§ **Dataset items**:
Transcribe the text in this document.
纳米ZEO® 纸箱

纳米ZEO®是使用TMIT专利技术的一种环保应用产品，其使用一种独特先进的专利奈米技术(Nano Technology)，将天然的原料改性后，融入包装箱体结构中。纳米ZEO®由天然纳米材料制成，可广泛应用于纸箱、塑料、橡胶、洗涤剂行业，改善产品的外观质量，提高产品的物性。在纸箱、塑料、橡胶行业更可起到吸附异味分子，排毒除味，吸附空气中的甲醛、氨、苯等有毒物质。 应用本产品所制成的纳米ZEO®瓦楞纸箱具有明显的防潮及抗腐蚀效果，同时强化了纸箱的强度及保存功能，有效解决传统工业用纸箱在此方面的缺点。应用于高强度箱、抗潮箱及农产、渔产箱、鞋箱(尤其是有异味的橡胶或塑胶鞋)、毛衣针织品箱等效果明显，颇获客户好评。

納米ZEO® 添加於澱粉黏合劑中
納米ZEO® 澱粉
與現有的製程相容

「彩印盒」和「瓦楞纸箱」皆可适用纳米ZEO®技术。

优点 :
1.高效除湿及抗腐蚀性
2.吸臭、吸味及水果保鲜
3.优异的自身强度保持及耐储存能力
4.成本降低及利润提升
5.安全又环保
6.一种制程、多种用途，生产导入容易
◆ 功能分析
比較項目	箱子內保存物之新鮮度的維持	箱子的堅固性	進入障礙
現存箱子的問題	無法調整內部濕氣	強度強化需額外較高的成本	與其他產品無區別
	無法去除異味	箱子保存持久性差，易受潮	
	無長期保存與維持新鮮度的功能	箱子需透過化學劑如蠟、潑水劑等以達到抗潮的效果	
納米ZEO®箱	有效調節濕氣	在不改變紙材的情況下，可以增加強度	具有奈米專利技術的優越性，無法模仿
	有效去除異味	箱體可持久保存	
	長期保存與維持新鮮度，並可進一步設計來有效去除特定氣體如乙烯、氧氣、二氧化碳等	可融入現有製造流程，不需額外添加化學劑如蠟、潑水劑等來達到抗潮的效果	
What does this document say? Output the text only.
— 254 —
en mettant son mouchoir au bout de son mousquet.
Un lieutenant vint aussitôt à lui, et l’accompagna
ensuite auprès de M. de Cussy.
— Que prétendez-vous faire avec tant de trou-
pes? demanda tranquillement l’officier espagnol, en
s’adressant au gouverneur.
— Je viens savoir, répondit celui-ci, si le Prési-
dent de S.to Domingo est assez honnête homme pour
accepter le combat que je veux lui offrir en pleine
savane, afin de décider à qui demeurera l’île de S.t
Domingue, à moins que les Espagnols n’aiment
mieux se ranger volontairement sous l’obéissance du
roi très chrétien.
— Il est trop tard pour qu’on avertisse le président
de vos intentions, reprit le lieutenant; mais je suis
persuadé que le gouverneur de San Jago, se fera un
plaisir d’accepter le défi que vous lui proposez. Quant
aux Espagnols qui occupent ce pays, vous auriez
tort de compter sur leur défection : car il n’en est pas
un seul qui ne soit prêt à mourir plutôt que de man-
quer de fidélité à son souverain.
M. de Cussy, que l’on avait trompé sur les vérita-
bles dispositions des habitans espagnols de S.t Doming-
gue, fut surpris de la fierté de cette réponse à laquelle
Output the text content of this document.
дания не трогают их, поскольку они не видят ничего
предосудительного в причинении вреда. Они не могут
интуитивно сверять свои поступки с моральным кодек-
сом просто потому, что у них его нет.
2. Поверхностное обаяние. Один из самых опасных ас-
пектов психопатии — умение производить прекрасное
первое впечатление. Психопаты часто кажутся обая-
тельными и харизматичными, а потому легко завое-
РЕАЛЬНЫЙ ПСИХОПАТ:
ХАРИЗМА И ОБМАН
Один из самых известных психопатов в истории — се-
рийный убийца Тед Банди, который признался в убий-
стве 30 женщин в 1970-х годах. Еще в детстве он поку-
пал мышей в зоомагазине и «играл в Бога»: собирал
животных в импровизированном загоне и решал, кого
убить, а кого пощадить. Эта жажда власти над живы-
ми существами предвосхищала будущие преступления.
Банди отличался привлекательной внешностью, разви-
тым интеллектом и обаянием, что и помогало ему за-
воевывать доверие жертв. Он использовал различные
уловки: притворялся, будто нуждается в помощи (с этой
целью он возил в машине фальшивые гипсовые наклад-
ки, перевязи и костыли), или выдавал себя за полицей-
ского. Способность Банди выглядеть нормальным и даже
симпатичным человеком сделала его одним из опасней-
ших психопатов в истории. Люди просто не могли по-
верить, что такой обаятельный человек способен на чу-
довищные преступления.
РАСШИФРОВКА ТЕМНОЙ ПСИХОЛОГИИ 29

§ **Exercise aim**:
All lines in the data that contain the word "Output" should be copied.

§ **Task result**:
What does this document say? Output the text only.
Output the text content of this document.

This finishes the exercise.